■ Problem details
Select from the data all lines with the word "laterizio".

Rows from a dataset:
+--

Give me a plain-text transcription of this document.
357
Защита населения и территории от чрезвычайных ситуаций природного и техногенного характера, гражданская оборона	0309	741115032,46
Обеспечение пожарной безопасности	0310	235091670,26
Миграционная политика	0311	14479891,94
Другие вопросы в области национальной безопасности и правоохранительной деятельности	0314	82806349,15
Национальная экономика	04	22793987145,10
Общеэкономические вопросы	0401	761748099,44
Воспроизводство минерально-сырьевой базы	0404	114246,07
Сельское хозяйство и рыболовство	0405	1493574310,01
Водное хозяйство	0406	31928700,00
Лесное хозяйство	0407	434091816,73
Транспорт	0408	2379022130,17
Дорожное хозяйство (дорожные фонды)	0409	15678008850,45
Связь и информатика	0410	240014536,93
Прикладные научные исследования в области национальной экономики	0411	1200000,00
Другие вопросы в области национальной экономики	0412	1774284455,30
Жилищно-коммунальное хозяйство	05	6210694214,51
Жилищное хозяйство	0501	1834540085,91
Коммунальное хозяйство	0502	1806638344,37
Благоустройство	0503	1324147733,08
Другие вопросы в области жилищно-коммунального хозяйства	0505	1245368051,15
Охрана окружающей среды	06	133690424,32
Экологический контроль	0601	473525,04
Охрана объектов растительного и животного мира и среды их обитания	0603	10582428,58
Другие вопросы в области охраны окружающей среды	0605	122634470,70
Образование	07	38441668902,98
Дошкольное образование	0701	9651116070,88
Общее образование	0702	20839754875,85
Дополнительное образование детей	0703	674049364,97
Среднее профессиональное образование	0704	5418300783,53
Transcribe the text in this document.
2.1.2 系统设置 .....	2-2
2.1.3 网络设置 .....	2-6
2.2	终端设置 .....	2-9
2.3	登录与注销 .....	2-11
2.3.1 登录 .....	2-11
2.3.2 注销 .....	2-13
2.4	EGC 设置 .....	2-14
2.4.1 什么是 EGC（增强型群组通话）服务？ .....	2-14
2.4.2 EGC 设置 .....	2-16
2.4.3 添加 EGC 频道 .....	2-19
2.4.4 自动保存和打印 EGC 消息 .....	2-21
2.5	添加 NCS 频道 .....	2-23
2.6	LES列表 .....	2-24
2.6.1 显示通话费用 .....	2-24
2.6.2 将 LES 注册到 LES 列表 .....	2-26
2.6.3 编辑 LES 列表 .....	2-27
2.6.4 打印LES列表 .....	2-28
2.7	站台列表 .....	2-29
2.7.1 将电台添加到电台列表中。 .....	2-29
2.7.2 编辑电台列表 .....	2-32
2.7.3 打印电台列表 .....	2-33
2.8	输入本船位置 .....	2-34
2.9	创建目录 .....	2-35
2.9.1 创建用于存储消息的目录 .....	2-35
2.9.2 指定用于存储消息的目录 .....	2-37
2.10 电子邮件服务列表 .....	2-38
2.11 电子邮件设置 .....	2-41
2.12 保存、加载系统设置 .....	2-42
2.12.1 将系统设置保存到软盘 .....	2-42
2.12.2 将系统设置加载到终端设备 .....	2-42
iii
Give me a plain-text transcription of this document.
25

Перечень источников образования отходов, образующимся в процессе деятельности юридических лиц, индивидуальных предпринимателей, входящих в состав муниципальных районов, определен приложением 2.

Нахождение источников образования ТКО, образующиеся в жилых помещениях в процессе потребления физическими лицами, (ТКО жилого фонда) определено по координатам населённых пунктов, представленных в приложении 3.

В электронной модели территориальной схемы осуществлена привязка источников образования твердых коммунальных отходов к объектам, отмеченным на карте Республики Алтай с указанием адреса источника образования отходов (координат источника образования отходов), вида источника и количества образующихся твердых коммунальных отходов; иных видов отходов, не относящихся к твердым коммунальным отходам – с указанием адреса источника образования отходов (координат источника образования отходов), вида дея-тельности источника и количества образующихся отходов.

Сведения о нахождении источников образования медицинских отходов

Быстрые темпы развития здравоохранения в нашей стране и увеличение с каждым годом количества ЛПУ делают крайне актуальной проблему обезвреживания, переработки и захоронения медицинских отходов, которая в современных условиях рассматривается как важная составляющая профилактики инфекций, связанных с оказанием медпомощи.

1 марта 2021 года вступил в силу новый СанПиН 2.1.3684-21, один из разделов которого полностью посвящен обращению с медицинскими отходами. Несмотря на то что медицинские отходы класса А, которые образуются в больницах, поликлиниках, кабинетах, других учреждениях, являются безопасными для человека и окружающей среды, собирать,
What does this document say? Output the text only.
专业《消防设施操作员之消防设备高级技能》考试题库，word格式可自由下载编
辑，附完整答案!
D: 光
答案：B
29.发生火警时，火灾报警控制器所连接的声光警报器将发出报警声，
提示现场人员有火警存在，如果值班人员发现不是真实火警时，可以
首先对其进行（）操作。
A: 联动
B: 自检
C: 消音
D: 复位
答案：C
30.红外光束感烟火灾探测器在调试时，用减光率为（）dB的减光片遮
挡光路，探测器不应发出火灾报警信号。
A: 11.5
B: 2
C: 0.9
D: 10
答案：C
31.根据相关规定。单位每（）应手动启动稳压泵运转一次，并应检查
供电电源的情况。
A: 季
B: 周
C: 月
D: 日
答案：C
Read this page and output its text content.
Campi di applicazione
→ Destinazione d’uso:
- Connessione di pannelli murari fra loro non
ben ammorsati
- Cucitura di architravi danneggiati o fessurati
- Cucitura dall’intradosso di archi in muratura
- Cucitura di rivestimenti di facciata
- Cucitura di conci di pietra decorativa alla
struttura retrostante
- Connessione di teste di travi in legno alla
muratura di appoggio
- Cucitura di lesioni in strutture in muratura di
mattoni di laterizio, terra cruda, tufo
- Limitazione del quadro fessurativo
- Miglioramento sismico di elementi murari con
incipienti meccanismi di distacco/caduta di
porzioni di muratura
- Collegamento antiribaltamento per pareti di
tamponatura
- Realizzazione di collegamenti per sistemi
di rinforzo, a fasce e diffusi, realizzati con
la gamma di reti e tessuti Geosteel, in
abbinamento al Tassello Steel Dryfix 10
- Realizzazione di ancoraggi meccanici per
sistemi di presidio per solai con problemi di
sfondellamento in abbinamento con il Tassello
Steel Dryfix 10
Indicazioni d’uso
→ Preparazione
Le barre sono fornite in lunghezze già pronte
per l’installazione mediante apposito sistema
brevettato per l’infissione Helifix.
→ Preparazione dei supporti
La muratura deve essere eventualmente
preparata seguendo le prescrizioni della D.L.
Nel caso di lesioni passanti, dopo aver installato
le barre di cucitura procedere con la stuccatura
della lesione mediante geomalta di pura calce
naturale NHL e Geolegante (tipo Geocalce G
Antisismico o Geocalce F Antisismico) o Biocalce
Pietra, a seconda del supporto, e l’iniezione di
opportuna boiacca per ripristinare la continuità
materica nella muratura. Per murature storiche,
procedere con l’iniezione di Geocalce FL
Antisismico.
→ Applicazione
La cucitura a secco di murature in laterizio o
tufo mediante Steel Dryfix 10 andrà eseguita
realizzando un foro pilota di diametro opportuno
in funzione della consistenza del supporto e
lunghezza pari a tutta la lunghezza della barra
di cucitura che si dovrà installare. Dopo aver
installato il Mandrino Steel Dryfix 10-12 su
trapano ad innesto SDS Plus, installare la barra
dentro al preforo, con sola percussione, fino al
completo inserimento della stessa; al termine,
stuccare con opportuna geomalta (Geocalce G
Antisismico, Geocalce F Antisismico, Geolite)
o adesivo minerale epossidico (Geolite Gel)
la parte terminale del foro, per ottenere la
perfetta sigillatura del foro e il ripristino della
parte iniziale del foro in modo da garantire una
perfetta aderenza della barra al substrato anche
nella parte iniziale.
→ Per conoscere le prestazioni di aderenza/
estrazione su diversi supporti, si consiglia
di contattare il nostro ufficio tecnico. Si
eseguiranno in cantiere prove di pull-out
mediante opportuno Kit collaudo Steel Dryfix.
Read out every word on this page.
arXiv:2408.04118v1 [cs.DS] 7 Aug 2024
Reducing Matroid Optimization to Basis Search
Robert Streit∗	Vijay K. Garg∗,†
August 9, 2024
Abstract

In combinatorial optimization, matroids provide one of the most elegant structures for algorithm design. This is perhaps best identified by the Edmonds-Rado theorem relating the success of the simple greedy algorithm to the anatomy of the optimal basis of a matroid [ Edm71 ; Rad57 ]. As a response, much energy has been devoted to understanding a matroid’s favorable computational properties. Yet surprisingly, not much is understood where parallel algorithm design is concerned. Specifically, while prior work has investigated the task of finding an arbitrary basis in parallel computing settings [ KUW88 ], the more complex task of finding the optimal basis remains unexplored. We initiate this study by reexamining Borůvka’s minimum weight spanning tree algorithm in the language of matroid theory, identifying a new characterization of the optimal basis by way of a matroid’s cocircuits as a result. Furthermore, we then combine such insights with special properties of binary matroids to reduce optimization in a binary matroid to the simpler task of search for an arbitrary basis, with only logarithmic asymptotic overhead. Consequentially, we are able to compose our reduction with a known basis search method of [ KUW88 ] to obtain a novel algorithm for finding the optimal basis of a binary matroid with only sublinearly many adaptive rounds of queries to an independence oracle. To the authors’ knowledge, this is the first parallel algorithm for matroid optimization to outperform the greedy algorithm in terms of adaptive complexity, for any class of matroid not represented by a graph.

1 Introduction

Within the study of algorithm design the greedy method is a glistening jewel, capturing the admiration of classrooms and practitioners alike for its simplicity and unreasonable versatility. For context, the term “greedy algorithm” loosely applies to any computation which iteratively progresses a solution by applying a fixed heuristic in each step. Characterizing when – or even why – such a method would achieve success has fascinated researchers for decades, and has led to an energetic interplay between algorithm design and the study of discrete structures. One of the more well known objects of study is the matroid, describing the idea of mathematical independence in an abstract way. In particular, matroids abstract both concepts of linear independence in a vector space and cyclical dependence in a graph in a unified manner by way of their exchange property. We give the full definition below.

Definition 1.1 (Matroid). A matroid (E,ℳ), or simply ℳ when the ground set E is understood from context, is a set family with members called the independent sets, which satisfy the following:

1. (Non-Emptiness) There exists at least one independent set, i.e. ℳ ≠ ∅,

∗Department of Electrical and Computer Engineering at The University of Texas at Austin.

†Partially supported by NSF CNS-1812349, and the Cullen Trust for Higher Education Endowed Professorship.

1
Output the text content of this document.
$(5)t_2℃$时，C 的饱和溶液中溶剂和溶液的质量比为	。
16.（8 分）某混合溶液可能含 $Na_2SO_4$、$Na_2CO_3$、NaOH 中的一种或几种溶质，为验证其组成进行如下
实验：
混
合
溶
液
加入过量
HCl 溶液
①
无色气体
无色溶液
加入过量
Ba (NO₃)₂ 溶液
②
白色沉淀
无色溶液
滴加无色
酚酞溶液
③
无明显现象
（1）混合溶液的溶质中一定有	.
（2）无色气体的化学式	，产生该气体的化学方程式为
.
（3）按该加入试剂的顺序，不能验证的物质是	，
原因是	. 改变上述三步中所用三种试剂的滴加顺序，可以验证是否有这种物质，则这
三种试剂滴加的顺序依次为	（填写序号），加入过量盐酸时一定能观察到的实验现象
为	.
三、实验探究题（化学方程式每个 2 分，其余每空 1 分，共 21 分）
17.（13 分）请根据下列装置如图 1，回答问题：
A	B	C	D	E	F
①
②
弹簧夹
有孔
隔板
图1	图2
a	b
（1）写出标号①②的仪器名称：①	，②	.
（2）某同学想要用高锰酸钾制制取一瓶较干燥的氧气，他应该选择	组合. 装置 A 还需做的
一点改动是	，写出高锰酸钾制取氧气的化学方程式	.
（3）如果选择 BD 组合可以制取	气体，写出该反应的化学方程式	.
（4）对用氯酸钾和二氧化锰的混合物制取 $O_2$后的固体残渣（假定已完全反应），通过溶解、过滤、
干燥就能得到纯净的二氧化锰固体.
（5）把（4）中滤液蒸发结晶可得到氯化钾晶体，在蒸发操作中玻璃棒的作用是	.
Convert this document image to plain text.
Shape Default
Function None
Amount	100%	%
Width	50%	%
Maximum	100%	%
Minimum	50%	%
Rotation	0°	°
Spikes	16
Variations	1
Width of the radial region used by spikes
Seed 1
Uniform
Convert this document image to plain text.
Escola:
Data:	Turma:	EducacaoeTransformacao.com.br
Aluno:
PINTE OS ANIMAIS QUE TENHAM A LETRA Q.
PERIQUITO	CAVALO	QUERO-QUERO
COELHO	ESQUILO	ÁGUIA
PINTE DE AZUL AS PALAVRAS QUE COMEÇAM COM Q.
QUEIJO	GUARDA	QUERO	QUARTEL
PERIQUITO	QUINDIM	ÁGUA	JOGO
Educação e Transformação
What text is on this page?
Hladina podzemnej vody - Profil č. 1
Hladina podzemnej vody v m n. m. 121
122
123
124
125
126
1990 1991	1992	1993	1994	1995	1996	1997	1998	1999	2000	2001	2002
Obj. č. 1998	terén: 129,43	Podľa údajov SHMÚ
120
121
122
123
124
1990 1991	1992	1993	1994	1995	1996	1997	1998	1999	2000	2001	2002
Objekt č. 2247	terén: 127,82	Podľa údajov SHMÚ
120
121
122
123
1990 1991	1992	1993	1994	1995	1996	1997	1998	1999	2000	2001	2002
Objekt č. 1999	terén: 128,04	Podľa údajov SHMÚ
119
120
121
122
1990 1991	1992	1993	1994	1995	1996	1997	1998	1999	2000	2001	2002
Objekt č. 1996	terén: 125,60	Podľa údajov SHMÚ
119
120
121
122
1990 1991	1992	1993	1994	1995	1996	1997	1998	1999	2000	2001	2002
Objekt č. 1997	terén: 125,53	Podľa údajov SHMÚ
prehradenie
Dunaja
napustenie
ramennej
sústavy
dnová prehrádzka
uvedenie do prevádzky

+--

■ Solution to the problem
mattoni di laterizio, terra cruda, tufo
La cucitura a secco di murature in laterizio o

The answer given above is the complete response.